**What the task asks**
Look through the data below. Pick out the lines holding the string "name".

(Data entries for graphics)

————

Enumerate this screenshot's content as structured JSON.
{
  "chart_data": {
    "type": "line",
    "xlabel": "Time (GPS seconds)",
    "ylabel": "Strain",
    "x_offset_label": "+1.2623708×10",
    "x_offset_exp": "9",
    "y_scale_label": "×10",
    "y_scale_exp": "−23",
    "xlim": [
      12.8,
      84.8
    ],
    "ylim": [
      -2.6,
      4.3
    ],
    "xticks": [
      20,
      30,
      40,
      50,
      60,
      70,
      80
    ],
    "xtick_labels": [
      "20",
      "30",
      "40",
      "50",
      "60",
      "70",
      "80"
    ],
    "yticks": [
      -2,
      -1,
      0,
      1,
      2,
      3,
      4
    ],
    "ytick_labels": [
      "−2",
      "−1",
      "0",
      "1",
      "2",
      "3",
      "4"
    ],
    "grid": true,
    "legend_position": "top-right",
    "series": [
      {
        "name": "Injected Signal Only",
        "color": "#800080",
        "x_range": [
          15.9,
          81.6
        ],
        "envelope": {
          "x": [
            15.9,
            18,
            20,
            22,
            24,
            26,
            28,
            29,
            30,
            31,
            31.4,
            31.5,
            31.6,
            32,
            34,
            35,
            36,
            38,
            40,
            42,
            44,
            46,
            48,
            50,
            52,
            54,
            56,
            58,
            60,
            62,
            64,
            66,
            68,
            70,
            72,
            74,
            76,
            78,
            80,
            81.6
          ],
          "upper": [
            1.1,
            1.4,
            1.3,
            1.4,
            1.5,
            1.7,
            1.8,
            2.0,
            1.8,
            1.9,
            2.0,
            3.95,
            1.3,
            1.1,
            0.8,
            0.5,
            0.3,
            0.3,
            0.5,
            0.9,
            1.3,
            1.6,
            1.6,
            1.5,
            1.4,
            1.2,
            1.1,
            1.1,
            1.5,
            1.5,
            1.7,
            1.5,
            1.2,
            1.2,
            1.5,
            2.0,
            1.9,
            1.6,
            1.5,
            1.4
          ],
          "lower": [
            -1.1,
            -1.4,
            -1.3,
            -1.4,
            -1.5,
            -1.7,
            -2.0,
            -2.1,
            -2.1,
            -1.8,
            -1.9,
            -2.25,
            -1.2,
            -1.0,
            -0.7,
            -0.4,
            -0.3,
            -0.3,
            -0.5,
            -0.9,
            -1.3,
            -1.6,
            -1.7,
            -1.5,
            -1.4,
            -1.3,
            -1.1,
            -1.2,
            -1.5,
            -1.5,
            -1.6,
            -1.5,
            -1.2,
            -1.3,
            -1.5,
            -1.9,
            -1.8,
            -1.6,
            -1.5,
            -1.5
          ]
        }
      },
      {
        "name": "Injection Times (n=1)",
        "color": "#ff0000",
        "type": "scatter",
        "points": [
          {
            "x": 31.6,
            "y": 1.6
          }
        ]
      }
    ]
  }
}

————

**Answer**
        "name": "Injected Signal Only",
        "name": "Injection Times (n=1)",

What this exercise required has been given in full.